Required work — For each line in the data below that holds "Equity", return a copy.

Data for this task —
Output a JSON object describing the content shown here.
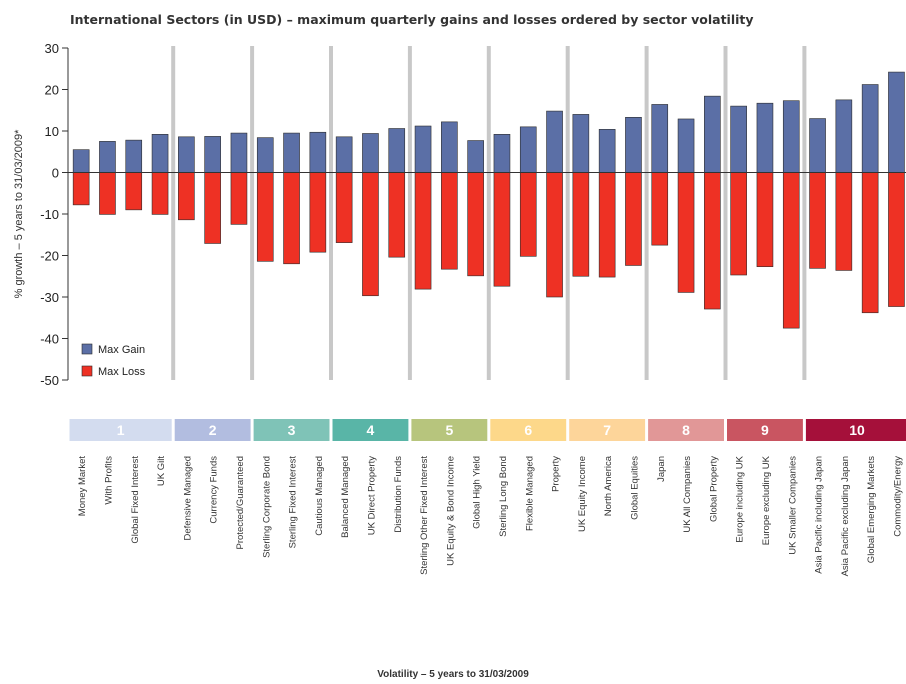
{
  "chart_data": {
    "type": "bar",
    "title": "International Sectors (in USD) – maximum quarterly gains and losses ordered by sector volatility",
    "ylabel": "% growth – 5 years to 31/03/2009*",
    "xlabel": "Volatility – 5 years to 31/03/2009",
    "ylim": [
      -50,
      30
    ],
    "yticks": [
      30,
      20,
      10,
      0,
      -10,
      -20,
      -30,
      -40,
      -50
    ],
    "grid": false,
    "legend_position": "bottom-left",
    "categories": [
      "Money Market",
      "With Profits",
      "Global Fixed Interest",
      "UK Gilt",
      "Defensive Managed",
      "Currency Funds",
      "Protected/Guaranteed",
      "Sterling Corporate Bond",
      "Sterling Fixed Interest",
      "Cautious Managed",
      "Balanced Managed",
      "UK Direct Property",
      "Distribution Funds",
      "Sterling Other Fixed Interest",
      "UK Equity & Bond Income",
      "Global High Yield",
      "Sterling Long Bond",
      "Flexible Managed",
      "Property",
      "UK Equity Income",
      "North America",
      "Global Equities",
      "Japan",
      "UK All Companies",
      "Global Property",
      "Europe including UK",
      "Europe excluding UK",
      "UK Smaller Companies",
      "Asia Pacific including Japan",
      "Asia Pacific excluding Japan",
      "Global Emerging Markets",
      "Commodity/Energy"
    ],
    "series": [
      {
        "name": "Max Gain",
        "color": "#5b6fa6",
        "values": [
          5.5,
          7.5,
          7.8,
          9.2,
          8.6,
          8.7,
          9.5,
          8.4,
          9.5,
          9.7,
          8.6,
          9.4,
          10.6,
          11.2,
          12.2,
          7.7,
          9.2,
          11.0,
          14.8,
          14.0,
          10.4,
          13.3,
          16.4,
          12.9,
          18.4,
          16.0,
          16.7,
          17.3,
          13.0,
          17.5,
          21.2,
          24.2
        ]
      },
      {
        "name": "Max Loss",
        "color": "#ee3124",
        "values": [
          -7.8,
          -10.1,
          -9.0,
          -10.1,
          -11.4,
          -17.1,
          -12.5,
          -21.4,
          -22.0,
          -19.2,
          -16.9,
          -29.7,
          -20.4,
          -28.1,
          -23.3,
          -24.9,
          -27.4,
          -20.2,
          -30.0,
          -25.0,
          -25.2,
          -22.4,
          -17.5,
          -28.9,
          -32.9,
          -24.7,
          -22.7,
          -37.5,
          -23.1,
          -23.6,
          -33.8,
          -32.3
        ]
      }
    ],
    "volatility_bands": [
      {
        "label": "1",
        "start": 0,
        "count": 4,
        "color": "#d3dcef",
        "text_color": "#ffffff"
      },
      {
        "label": "2",
        "start": 4,
        "count": 3,
        "color": "#b2bde0",
        "text_color": "#ffffff"
      },
      {
        "label": "3",
        "start": 7,
        "count": 3,
        "color": "#7fc3b7",
        "text_color": "#ffffff"
      },
      {
        "label": "4",
        "start": 10,
        "count": 3,
        "color": "#59b5a7",
        "text_color": "#ffffff"
      },
      {
        "label": "5",
        "start": 13,
        "count": 3,
        "color": "#b7c57d",
        "text_color": "#ffffff"
      },
      {
        "label": "6",
        "start": 16,
        "count": 3,
        "color": "#fdd88a",
        "text_color": "#ffffff"
      },
      {
        "label": "7",
        "start": 19,
        "count": 3,
        "color": "#fdd59a",
        "text_color": "#ffffff"
      },
      {
        "label": "8",
        "start": 22,
        "count": 3,
        "color": "#e19797",
        "text_color": "#ffffff"
      },
      {
        "label": "9",
        "start": 25,
        "count": 3,
        "color": "#c95561",
        "text_color": "#ffffff"
      },
      {
        "label": "10",
        "start": 28,
        "count": 4,
        "color": "#a5103a",
        "text_color": "#ffffff"
      }
    ],
    "separator_color": "#c8c8c8"
  }
}
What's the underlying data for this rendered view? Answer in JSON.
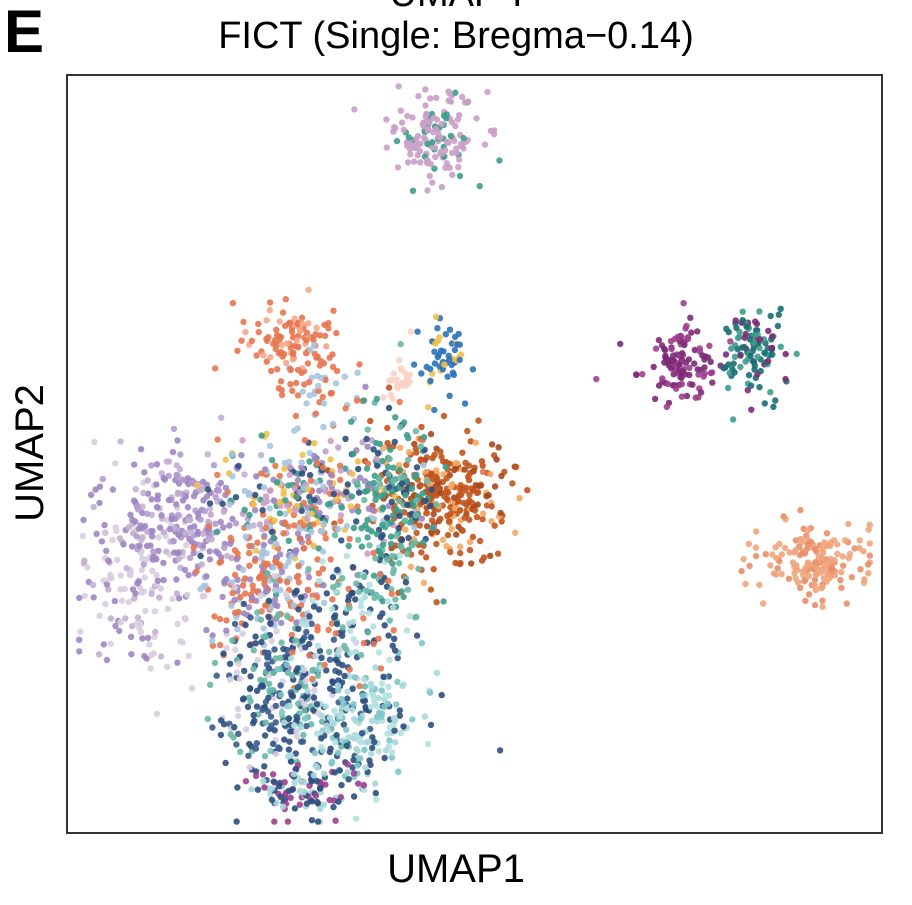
{
  "panel": {
    "letter": "E",
    "partial_title": "UMAP-I"
  },
  "chart_data": {
    "type": "scatter",
    "title": "FICT (Single: Bregma−0.14)",
    "xlabel": "UMAP1",
    "ylabel": "UMAP2",
    "xlim": [
      0,
      100
    ],
    "ylim": [
      0,
      100
    ],
    "grid": false,
    "legend": "none",
    "clusters": [
      {
        "cx": 45,
        "cy": 92,
        "sx": 2.8,
        "sy": 3.0,
        "n": 150,
        "colors": [
          "#c9a0c8",
          "#c9a0c8",
          "#c9a0c8",
          "#3d9d8a"
        ]
      },
      {
        "cx": 27,
        "cy": 65,
        "sx": 2.6,
        "sy": 2.4,
        "n": 110,
        "colors": [
          "#e8764f",
          "#e8764f",
          "#e8764f",
          "#f5a98a"
        ]
      },
      {
        "cx": 31,
        "cy": 58,
        "sx": 3.0,
        "sy": 3.0,
        "n": 50,
        "colors": [
          "#e8764f",
          "#a7c5df"
        ]
      },
      {
        "cx": 46,
        "cy": 63,
        "sx": 1.6,
        "sy": 2.4,
        "n": 55,
        "colors": [
          "#2b73b9",
          "#2b73b9",
          "#2b73b9",
          "#f0c04b"
        ]
      },
      {
        "cx": 75,
        "cy": 62,
        "sx": 2.5,
        "sy": 2.5,
        "n": 110,
        "colors": [
          "#7c2a77",
          "#7c2a77",
          "#9e3f8e"
        ]
      },
      {
        "cx": 84,
        "cy": 64,
        "sx": 2.0,
        "sy": 2.8,
        "n": 110,
        "colors": [
          "#196e72",
          "#196e72",
          "#3d9d8a",
          "#7c2a77"
        ]
      },
      {
        "cx": 46,
        "cy": 44,
        "sx": 4.2,
        "sy": 4.2,
        "n": 320,
        "colors": [
          "#c2551d",
          "#c2551d",
          "#c2551d",
          "#f5a762",
          "#a5481c"
        ]
      },
      {
        "cx": 92,
        "cy": 36,
        "sx": 3.5,
        "sy": 2.4,
        "n": 160,
        "colors": [
          "#f0a57c",
          "#f0a57c",
          "#e98e69"
        ]
      },
      {
        "cx": 41,
        "cy": 60,
        "sx": 0.9,
        "sy": 1.8,
        "n": 22,
        "colors": [
          "#fbd2c4"
        ]
      },
      {
        "cx": 9,
        "cy": 33,
        "sx": 3.8,
        "sy": 6.5,
        "n": 180,
        "colors": [
          "#d9cde0",
          "#d9cde0",
          "#c4afd2",
          "#9e86c2"
        ]
      },
      {
        "cx": 15,
        "cy": 42,
        "sx": 4.0,
        "sy": 4.5,
        "n": 200,
        "colors": [
          "#9e86c2",
          "#9e86c2",
          "#b49ad1",
          "#c4afd2"
        ]
      },
      {
        "cx": 30,
        "cy": 44,
        "sx": 5.5,
        "sy": 4.5,
        "n": 340,
        "colors": [
          "#a7c5df",
          "#e8764f",
          "#3d9d8a",
          "#9e86c2",
          "#2e4f7f",
          "#f0c04b",
          "#c9a0c8"
        ]
      },
      {
        "cx": 40,
        "cy": 43,
        "sx": 2.6,
        "sy": 6.0,
        "n": 170,
        "colors": [
          "#3d9d8a",
          "#3d9d8a",
          "#6ab8a5",
          "#2e4f7f"
        ]
      },
      {
        "cx": 24,
        "cy": 33,
        "sx": 3.5,
        "sy": 4.5,
        "n": 200,
        "colors": [
          "#e8764f",
          "#e8764f",
          "#9e86c2",
          "#a7c5df"
        ]
      },
      {
        "cx": 27,
        "cy": 19,
        "sx": 4.5,
        "sy": 5.5,
        "n": 320,
        "colors": [
          "#2e4f7f",
          "#2e4f7f",
          "#3a5c8f",
          "#6ab8a5",
          "#d9cde0"
        ]
      },
      {
        "cx": 36,
        "cy": 15,
        "sx": 4.0,
        "sy": 4.5,
        "n": 220,
        "colors": [
          "#b3e0e0",
          "#a8d8dc",
          "#7cc7c9",
          "#2e4f7f"
        ]
      },
      {
        "cx": 34,
        "cy": 29,
        "sx": 4.5,
        "sy": 4.0,
        "n": 140,
        "colors": [
          "#2e4f7f",
          "#e8764f",
          "#6ab8a5",
          "#b3e0e0"
        ]
      },
      {
        "cx": 29,
        "cy": 6,
        "sx": 3.5,
        "sy": 2.2,
        "n": 110,
        "colors": [
          "#2e4f7f",
          "#9e3f8e",
          "#a8d8dc"
        ]
      }
    ]
  }
}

Worked solution —
      "UK Equity & Bond Income",
      "UK Equity Income",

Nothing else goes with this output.